THE REQUEST
Your task is to copy the listing exactly. Drop any pictures from the copy.

DATA EXTRACT

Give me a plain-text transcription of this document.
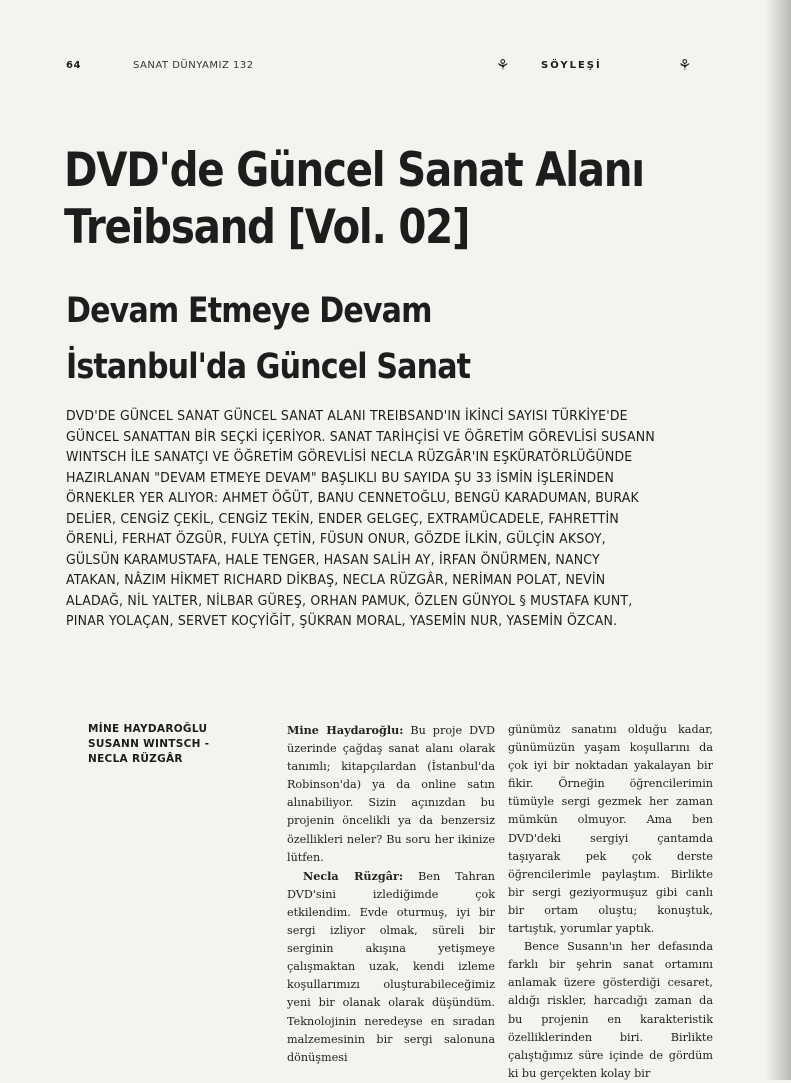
64	SANAT DÜNYAMIZ 132	⚘	SÖYLEŞİ	⚘
DVD'de Güncel Sanat Alanı Treibsand [Vol. 02]
Devam Etmeye Devam
İstanbul'da Güncel Sanat

DVD'DE GÜNCEL SANAT GÜNCEL SANAT ALANI TREIBSAND'IN İKİNCİ SAYISI TÜRKİYE'DE GÜNCEL SANATTAN BİR SEÇKİ İÇERİYOR. SANAT TARİHÇİSİ VE ÖĞRETİM GÖREVLİSİ SUSANN WINTSCH İLE SANATÇI VE ÖĞRETİM GÖREVLİSİ NECLA RÜZGÂR'IN EŞKÜRATÖRLÜĞÜNDE HAZIRLANAN "DEVAM ETMEYE DEVAM" BAŞLIKLI BU SAYIDA ŞU 33 İSMİN İŞLERİNDEN ÖRNEKLER YER ALIYOR: AHMET ÖĞÜT, BANU CENNETOĞLU, BENGÜ KARADUMAN, BURAK DELİER, CENGİZ ÇEKİL, CENGİZ TEKİN, ENDER GELGEÇ, EXTRAMÜCADELE, FAHRETTİN ÖRENLİ, FERHAT ÖZGÜR, FULYA ÇETİN, FÜSUN ONUR, GÖZDE İLKİN, GÜLÇİN AKSOY, GÜLSÜN KARAMUSTAFA, HALE TENGER, HASAN SALİH AY, İRFAN ÖNÜRMEN, NANCY ATAKAN, NÂZIM HİKMET RICHARD DİKBAŞ, NECLA RÜZGÂR, NERİMAN POLAT, NEVİN ALADAĞ, NİL YALTER, NİLBAR GÜREŞ, ORHAN PAMUK, ÖZLEN GÜNYOL § MUSTAFA KUNT, PINAR YOLAÇAN, SERVET KOÇYİĞİT, ŞÜKRAN MORAL, YASEMİN NUR, YASEMİN ÖZCAN.

MİNE HAYDAROĞLU
SUSANN WINTSCH -
NECLA RÜZGÂR

Mine Haydaroğlu: Bu proje DVD üzerinde çağdaş sanat alanı olarak tanımlı; kitapçılardan (İstanbul'da Robinson'da) ya da online satın alınabiliyor. Sizin açınızdan bu projenin öncelikli ya da benzersiz özellikleri neler? Bu soru her ikinize lütfen.

Necla Rüzgâr: Ben Tahran DVD'sini izlediğimde çok etkilendim. Evde oturmuş, iyi bir sergi izliyor olmak, süreli bir serginin akışına yetişmeye çalışmaktan uzak, kendi izleme koşullarımızı oluşturabileceğimiz yeni bir olanak olarak düşündüm. Teknolojinin neredeyse en sıradan malzemesinin bir sergi salonuna dönüşmesi

günümüz sanatını olduğu kadar, günümüzün yaşam koşullarını da çok iyi bir noktadan yakalayan bir fikir. Örneğin öğrencilerimin tümüyle sergi gezmek her zaman mümkün olmuyor. Ama ben DVD'deki sergiyi çantamda taşıyarak pek çok derste öğrencilerimle paylaştım. Birlikte bir sergi geziyormuşuz gibi canlı bir ortam oluştu; konuştuk, tartıştık, yorumlar yaptık.

Bence Susann'ın her defasında farklı bir şehrin sanat ortamını anlamak üzere gösterdiği cesaret, aldığı riskler, harcadığı zaman da bu projenin en karakteristik özelliklerinden biri. Birlikte çalıştığımız süre içinde de gördüm ki bu gerçekten kolay bir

REPLY TO THE EXERCISE
Give me a plain-text transcription of this document.
64	SANAT DÜNYAMIZ 132	⚘	SÖYLEŞİ	⚘
DVD'de Güncel Sanat Alanı Treibsand [Vol. 02]
Devam Etmeye Devam
İstanbul'da Güncel Sanat

DVD'DE GÜNCEL SANAT GÜNCEL SANAT ALANI TREIBSAND'IN İKİNCİ SAYISI TÜRKİYE'DE GÜNCEL SANATTAN BİR SEÇKİ İÇERİYOR. SANAT TARİHÇİSİ VE ÖĞRETİM GÖREVLİSİ SUSANN WINTSCH İLE SANATÇI VE ÖĞRETİM GÖREVLİSİ NECLA RÜZGÂR'IN EŞKÜRATÖRLÜĞÜNDE HAZIRLANAN "DEVAM ETMEYE DEVAM" BAŞLIKLI BU SAYIDA ŞU 33 İSMİN İŞLERİNDEN ÖRNEKLER YER ALIYOR: AHMET ÖĞÜT, BANU CENNETOĞLU, BENGÜ KARADUMAN, BURAK DELİER, CENGİZ ÇEKİL, CENGİZ TEKİN, ENDER GELGEÇ, EXTRAMÜCADELE, FAHRETTİN ÖRENLİ, FERHAT ÖZGÜR, FULYA ÇETİN, FÜSUN ONUR, GÖZDE İLKİN, GÜLÇİN AKSOY, GÜLSÜN KARAMUSTAFA, HALE TENGER, HASAN SALİH AY, İRFAN ÖNÜRMEN, NANCY ATAKAN, NÂZIM HİKMET RICHARD DİKBAŞ, NECLA RÜZGÂR, NERİMAN POLAT, NEVİN ALADAĞ, NİL YALTER, NİLBAR GÜREŞ, ORHAN PAMUK, ÖZLEN GÜNYOL § MUSTAFA KUNT, PINAR YOLAÇAN, SERVET KOÇYİĞİT, ŞÜKRAN MORAL, YASEMİN NUR, YASEMİN ÖZCAN.

MİNE HAYDAROĞLU
SUSANN WINTSCH -
NECLA RÜZGÂR

Mine Haydaroğlu: Bu proje DVD üzerinde çağdaş sanat alanı olarak tanımlı; kitapçılardan (İstanbul'da Robinson'da) ya da online satın alınabiliyor. Sizin açınızdan bu projenin öncelikli ya da benzersiz özellikleri neler? Bu soru her ikinize lütfen.

Necla Rüzgâr: Ben Tahran DVD'sini izlediğimde çok etkilendim. Evde oturmuş, iyi bir sergi izliyor olmak, süreli bir serginin akışına yetişmeye çalışmaktan uzak, kendi izleme koşullarımızı oluşturabileceğimiz yeni bir olanak olarak düşündüm. Teknolojinin neredeyse en sıradan malzemesinin bir sergi salonuna dönüşmesi

günümüz sanatını olduğu kadar, günümüzün yaşam koşullarını da çok iyi bir noktadan yakalayan bir fikir. Örneğin öğrencilerimin tümüyle sergi gezmek her zaman mümkün olmuyor. Ama ben DVD'deki sergiyi çantamda taşıyarak pek çok derste öğrencilerimle paylaştım. Birlikte bir sergi geziyormuşuz gibi canlı bir ortam oluştu; konuştuk, tartıştık, yorumlar yaptık.

Bence Susann'ın her defasında farklı bir şehrin sanat ortamını anlamak üzere gösterdiği cesaret, aldığı riskler, harcadığı zaman da bu projenin en karakteristik özelliklerinden biri. Birlikte çalıştığımız süre içinde de gördüm ki bu gerçekten kolay bir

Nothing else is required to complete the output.